_Extracted records:_
━━━━━━━━━━━━━━━━
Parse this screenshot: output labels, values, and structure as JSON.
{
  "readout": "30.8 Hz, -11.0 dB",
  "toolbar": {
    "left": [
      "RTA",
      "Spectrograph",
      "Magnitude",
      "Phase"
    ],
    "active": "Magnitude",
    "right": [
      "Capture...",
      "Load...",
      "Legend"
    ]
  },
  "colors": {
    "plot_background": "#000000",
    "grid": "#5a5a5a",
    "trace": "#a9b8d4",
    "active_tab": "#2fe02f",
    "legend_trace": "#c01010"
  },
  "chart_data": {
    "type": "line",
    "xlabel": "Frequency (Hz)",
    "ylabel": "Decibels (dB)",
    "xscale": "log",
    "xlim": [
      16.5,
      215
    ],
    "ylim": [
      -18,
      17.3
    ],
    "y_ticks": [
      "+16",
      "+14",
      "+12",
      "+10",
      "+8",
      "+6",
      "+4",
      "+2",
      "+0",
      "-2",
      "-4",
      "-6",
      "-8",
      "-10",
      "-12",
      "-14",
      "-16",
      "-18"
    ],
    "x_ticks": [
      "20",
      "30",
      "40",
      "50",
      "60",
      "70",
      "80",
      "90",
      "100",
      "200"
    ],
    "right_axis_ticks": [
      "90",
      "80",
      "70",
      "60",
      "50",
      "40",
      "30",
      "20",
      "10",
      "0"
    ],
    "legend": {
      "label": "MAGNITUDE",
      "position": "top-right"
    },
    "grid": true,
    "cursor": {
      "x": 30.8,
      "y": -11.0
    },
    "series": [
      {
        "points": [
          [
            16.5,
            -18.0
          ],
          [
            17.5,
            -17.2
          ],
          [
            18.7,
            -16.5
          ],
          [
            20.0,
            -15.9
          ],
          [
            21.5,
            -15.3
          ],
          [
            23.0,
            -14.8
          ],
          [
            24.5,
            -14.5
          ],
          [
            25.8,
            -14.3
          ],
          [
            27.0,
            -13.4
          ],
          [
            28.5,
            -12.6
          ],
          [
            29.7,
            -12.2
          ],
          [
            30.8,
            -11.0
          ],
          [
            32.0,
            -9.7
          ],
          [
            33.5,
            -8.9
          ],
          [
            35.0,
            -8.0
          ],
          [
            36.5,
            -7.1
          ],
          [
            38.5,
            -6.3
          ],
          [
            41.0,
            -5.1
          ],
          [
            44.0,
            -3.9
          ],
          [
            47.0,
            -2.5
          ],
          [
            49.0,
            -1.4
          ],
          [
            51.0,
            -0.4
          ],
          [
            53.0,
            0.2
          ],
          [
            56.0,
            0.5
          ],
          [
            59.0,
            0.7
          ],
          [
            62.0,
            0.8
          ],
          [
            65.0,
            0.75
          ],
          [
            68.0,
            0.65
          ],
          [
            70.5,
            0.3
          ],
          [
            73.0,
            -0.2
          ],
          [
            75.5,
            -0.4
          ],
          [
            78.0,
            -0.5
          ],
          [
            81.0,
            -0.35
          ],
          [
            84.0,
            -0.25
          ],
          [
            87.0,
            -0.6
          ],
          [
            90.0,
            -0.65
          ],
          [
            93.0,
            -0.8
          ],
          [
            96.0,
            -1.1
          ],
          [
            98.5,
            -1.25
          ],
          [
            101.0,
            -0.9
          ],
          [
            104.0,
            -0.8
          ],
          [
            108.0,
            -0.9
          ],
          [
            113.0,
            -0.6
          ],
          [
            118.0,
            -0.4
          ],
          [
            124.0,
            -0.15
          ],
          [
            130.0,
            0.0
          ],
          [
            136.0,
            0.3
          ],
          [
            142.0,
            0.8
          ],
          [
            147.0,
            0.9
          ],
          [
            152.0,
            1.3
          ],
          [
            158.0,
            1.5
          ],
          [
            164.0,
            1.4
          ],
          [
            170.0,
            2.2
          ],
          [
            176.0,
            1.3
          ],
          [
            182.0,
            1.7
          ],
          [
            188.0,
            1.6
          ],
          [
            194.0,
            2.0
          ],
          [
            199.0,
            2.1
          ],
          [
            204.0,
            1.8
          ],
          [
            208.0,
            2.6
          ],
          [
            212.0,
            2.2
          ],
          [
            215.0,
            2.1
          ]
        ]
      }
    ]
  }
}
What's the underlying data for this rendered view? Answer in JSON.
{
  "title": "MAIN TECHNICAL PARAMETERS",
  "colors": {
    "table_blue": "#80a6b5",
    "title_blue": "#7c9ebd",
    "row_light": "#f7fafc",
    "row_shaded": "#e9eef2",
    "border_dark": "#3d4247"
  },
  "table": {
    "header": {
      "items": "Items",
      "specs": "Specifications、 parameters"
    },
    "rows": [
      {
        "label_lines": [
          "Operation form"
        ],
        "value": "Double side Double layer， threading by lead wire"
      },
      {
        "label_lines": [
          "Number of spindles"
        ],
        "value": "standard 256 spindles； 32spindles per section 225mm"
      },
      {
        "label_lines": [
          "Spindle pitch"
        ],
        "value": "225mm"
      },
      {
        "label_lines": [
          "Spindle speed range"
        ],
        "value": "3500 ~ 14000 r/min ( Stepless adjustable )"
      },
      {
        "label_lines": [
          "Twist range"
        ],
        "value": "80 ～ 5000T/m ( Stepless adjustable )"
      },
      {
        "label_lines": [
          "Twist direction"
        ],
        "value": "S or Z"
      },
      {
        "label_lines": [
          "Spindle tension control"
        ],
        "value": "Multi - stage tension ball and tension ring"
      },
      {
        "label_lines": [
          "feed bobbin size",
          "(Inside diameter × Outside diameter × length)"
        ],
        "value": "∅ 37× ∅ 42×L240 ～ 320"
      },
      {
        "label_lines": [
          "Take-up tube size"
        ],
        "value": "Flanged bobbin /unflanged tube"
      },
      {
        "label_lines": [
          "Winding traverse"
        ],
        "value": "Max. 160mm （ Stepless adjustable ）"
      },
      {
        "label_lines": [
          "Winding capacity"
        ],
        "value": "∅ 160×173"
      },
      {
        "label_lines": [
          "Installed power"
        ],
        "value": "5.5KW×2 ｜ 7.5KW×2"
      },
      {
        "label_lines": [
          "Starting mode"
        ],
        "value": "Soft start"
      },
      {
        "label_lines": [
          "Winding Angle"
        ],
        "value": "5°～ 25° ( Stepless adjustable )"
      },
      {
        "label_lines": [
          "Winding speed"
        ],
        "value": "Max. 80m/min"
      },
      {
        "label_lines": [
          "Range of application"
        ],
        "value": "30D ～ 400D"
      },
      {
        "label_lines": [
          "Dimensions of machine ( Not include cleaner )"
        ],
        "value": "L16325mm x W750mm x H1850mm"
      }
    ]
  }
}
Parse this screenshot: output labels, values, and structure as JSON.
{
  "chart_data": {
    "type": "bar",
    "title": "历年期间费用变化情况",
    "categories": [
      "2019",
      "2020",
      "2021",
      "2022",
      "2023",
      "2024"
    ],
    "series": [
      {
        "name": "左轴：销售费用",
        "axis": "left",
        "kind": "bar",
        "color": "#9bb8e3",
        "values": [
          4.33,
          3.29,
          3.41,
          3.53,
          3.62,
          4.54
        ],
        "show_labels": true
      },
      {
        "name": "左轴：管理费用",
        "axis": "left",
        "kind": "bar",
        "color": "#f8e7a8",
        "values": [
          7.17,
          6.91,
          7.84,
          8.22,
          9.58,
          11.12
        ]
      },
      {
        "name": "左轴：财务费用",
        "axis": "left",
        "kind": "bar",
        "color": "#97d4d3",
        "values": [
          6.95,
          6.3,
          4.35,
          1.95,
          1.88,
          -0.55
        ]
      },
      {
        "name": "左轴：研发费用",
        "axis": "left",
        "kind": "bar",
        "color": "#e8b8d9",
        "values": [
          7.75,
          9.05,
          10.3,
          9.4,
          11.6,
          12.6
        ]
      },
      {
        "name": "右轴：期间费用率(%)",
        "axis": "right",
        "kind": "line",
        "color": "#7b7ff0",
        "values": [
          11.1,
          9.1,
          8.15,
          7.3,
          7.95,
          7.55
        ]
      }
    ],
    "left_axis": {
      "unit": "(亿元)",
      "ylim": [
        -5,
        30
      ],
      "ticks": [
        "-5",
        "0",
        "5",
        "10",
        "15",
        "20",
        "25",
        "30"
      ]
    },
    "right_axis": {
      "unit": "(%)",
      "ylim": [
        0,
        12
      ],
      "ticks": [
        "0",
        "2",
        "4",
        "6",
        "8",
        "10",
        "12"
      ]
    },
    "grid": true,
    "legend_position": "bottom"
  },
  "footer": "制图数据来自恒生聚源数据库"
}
━━━━━━━━━━━━━━━━
_Your task:_ Check every line of the listing for the string "Stepless" and report how many lines have it, as a number alone.

_Solution for this exercise:_ 4